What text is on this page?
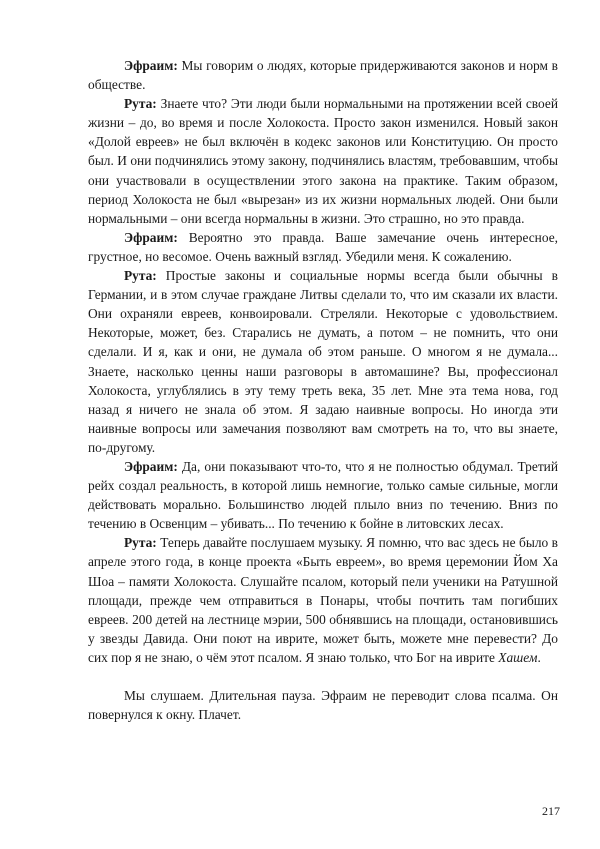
Эфраим: Мы говорим о людях, которые придерживаются законов и норм в обществе.

Рута: Знаете что? Эти люди были нормальными на протяжении всей своей жизни – до, во время и после Холокоста. Просто закон изменился. Новый закон «Долой евреев» не был включён в кодекс законов или Конституцию. Он просто был. И они подчинялись этому закону, подчинялись властям, требовавшим, чтобы они участвовали в осуществлении этого закона на практике. Таким образом, период Холокоста не был «вырезан» из их жизни нормальных людей. Они были нормальными – они всегда нормальны в жизни. Это страшно, но это правда.

Эфраим: Вероятно это правда. Ваше замечание очень интересное, грустное, но весомое. Очень важный взгляд. Убедили меня. К сожалению.

Рута: Простые законы и социальные нормы всегда были обычны в Германии, и в этом случае граждане Литвы сделали то, что им сказали их власти. Они охраняли евреев, конвоировали. Стреляли. Некоторые с удовольствием. Некоторые, может, без. Старались не думать, а потом – не помнить, что они сделали. И я, как и они, не думала об этом раньше. О многом я не думала... Знаете, насколько ценны наши разговоры в автомашине? Вы, профессионал Холокоста, углублялись в эту тему треть века, 35 лет. Мне эта тема нова, год назад я ничего не знала об этом. Я задаю наивные вопросы. Но иногда эти наивные вопросы или замечания позволяют вам смотреть на то, что вы знаете, по-другому.

Эфраим: Да, они показывают что-то, что я не полностью обдумал. Третий рейх создал реальность, в которой лишь немногие, только самые сильные, могли действовать морально. Большинство людей плыло вниз по течению. Вниз по течению в Освенцим – убивать... По течению к бойне в литовских лесах.

Рута: Теперь давайте послушаем музыку. Я помню, что вас здесь не было в апреле этого года, в конце проекта «Быть евреем», во время церемонии Йом Ха Шоа – памяти Холокоста. Слушайте псалом, который пели ученики на Ратушной площади, прежде чем отправиться в Понары, чтобы почтить там погибших евреев. 200 детей на лестнице мэрии, 500 обнявшись на площади, остановившись у звезды Давида. Они поют на иврите, может быть, можете мне перевести? До сих пор я не знаю, о чём этот псалом. Я знаю только, что Бог на иврите Хашем.

Мы слушаем. Длительная пауза. Эфраим не переводит слова псалма. Он повернулся к окну. Плачет.

217
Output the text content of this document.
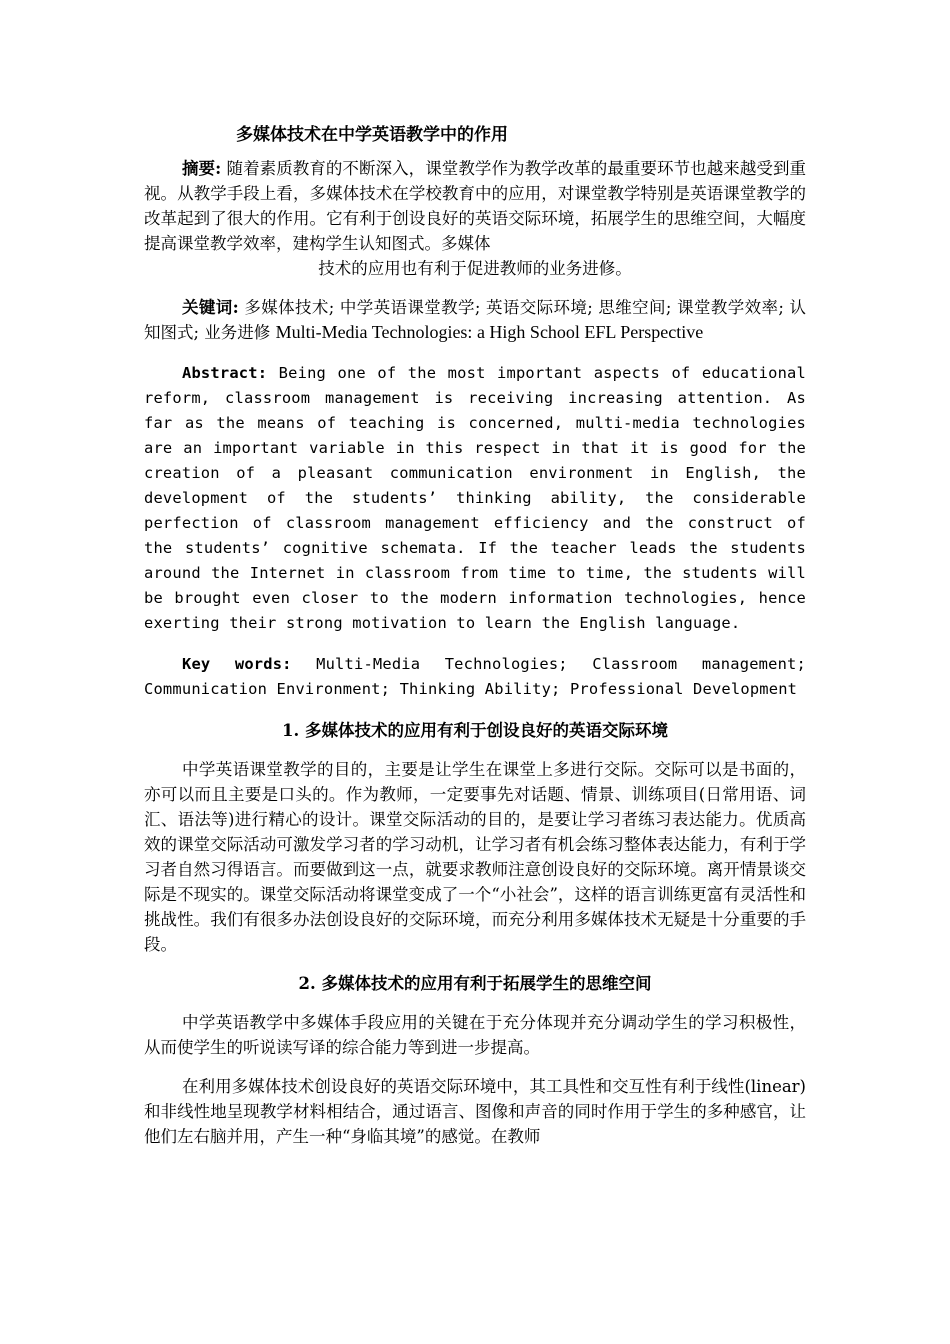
多媒体技术在中学英语教学中的作用

摘要: 随着素质教育的不断深入，课堂教学作为教学改革的最重要环节也越来越受到重视。从教学手段上看，多媒体技术在学校教育中的应用，对课堂教学特别是英语课堂教学的改革起到了很大的作用。它有利于创设良好的英语交际环境，拓展学生的思维空间，大幅度提高课堂教学效率，建构学生认知图式。多媒体
技术的应用也有利于促进教师的业务进修。

关键词: 多媒体技术; 中学英语课堂教学; 英语交际环境; 思维空间; 课堂教学效率; 认知图式; 业务进修 Multi-Media Technologies: a High School EFL Perspective

Abstract: Being one of the most important aspects of educational reform, classroom management is receiving increasing attention. As far as the means of teaching is concerned, multi-media technologies are an important variable in this respect in that it is good for the creation of a pleasant communication environment in English, the development of the students’ thinking ability, the considerable perfection of classroom management efficiency and the construct of the students’ cognitive schemata. If the teacher leads the students around the Internet in classroom from time to time, the students will be brought even closer to the modern information technologies, hence exerting their strong motivation to learn the English language.

Key words: Multi-Media Technologies; Classroom management; Communication Environment; Thinking Ability; Professional Development

1. 多媒体技术的应用有利于创设良好的英语交际环境

中学英语课堂教学的目的，主要是让学生在课堂上多进行交际。交际可以是书面的，亦可以而且主要是口头的。作为教师，一定要事先对话题、情景、训练项目(日常用语、词汇、语法等)进行精心的设计。课堂交际活动的目的，是要让学习者练习表达能力。优质高效的课堂交际活动可激发学习者的学习动机，让学习者有机会练习整体表达能力，有利于学习者自然习得语言。而要做到这一点，就要求教师注意创设良好的交际环境。离开情景谈交际是不现实的。课堂交际活动将课堂变成了一个“小社会”，这样的语言训练更富有灵活性和挑战性。我们有很多办法创设良好的交际环境，而充分利用多媒体技术无疑是十分重要的手段。

2. 多媒体技术的应用有利于拓展学生的思维空间

中学英语教学中多媒体手段应用的关键在于充分体现并充分调动学生的学习积极性，从而使学生的听说读写译的综合能力等到进一步提高。

在利用多媒体技术创设良好的英语交际环境中，其工具性和交互性有利于线性(linear)和非线性地呈现教学材料相结合，通过语言、图像和声音的同时作用于学生的多种感官，让他们左右脑并用，产生一种“身临其境”的感觉。在教师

> INSTRUCTIONS TO FOLLOW
Pictures in the records above are left out; print everything else exactly as written.

> EXPECTED ANSWER
What text is on this page?
Эфраим: Мы говорим о людях, которые придерживаются законов и норм в обществе.

Рута: Знаете что? Эти люди были нормальными на протяжении всей своей жизни – до, во время и после Холокоста. Просто закон изменился. Новый закон «Долой евреев» не был включён в кодекс законов или Конституцию. Он просто был. И они подчинялись этому закону, подчинялись властям, требовавшим, чтобы они участвовали в осуществлении этого закона на практике. Таким образом, период Холокоста не был «вырезан» из их жизни нормальных людей. Они были нормальными – они всегда нормальны в жизни. Это страшно, но это правда.

Эфраим: Вероятно это правда. Ваше замечание очень интересное, грустное, но весомое. Очень важный взгляд. Убедили меня. К сожалению.

Рута: Простые законы и социальные нормы всегда были обычны в Германии, и в этом случае граждане Литвы сделали то, что им сказали их власти. Они охраняли евреев, конвоировали. Стреляли. Некоторые с удовольствием. Некоторые, может, без. Старались не думать, а потом – не помнить, что они сделали. И я, как и они, не думала об этом раньше. О многом я не думала... Знаете, насколько ценны наши разговоры в автомашине? Вы, профессионал Холокоста, углублялись в эту тему треть века, 35 лет. Мне эта тема нова, год назад я ничего не знала об этом. Я задаю наивные вопросы. Но иногда эти наивные вопросы или замечания позволяют вам смотреть на то, что вы знаете, по-другому.

Эфраим: Да, они показывают что-то, что я не полностью обдумал. Третий рейх создал реальность, в которой лишь немногие, только самые сильные, могли действовать морально. Большинство людей плыло вниз по течению. Вниз по течению в Освенцим – убивать... По течению к бойне в литовских лесах.

Рута: Теперь давайте послушаем музыку. Я помню, что вас здесь не было в апреле этого года, в конце проекта «Быть евреем», во время церемонии Йом Ха Шоа – памяти Холокоста. Слушайте псалом, который пели ученики на Ратушной площади, прежде чем отправиться в Понары, чтобы почтить там погибших евреев. 200 детей на лестнице мэрии, 500 обнявшись на площади, остановившись у звезды Давида. Они поют на иврите, может быть, можете мне перевести? До сих пор я не знаю, о чём этот псалом. Я знаю только, что Бог на иврите Хашем.

Мы слушаем. Длительная пауза. Эфраим не переводит слова псалма. Он повернулся к окну. Плачет.

217
Output the text content of this document.
多媒体技术在中学英语教学中的作用

摘要: 随着素质教育的不断深入，课堂教学作为教学改革的最重要环节也越来越受到重视。从教学手段上看，多媒体技术在学校教育中的应用，对课堂教学特别是英语课堂教学的改革起到了很大的作用。它有利于创设良好的英语交际环境，拓展学生的思维空间，大幅度提高课堂教学效率，建构学生认知图式。多媒体
技术的应用也有利于促进教师的业务进修。

关键词: 多媒体技术; 中学英语课堂教学; 英语交际环境; 思维空间; 课堂教学效率; 认知图式; 业务进修 Multi-Media Technologies: a High School EFL Perspective

Abstract: Being one of the most important aspects of educational reform, classroom management is receiving increasing attention. As far as the means of teaching is concerned, multi-media technologies are an important variable in this respect in that it is good for the creation of a pleasant communication environment in English, the development of the students’ thinking ability, the considerable perfection of classroom management efficiency and the construct of the students’ cognitive schemata. If the teacher leads the students around the Internet in classroom from time to time, the students will be brought even closer to the modern information technologies, hence exerting their strong motivation to learn the English language.

Key words: Multi-Media Technologies; Classroom management; Communication Environment; Thinking Ability; Professional Development

1. 多媒体技术的应用有利于创设良好的英语交际环境

中学英语课堂教学的目的，主要是让学生在课堂上多进行交际。交际可以是书面的，亦可以而且主要是口头的。作为教师，一定要事先对话题、情景、训练项目(日常用语、词汇、语法等)进行精心的设计。课堂交际活动的目的，是要让学习者练习表达能力。优质高效的课堂交际活动可激发学习者的学习动机，让学习者有机会练习整体表达能力，有利于学习者自然习得语言。而要做到这一点，就要求教师注意创设良好的交际环境。离开情景谈交际是不现实的。课堂交际活动将课堂变成了一个“小社会”，这样的语言训练更富有灵活性和挑战性。我们有很多办法创设良好的交际环境，而充分利用多媒体技术无疑是十分重要的手段。

2. 多媒体技术的应用有利于拓展学生的思维空间

中学英语教学中多媒体手段应用的关键在于充分体现并充分调动学生的学习积极性，从而使学生的听说读写译的综合能力等到进一步提高。

在利用多媒体技术创设良好的英语交际环境中，其工具性和交互性有利于线性(linear)和非线性地呈现教学材料相结合，通过语言、图像和声音的同时作用于学生的多种感官，让他们左右脑并用，产生一种“身临其境”的感觉。在教师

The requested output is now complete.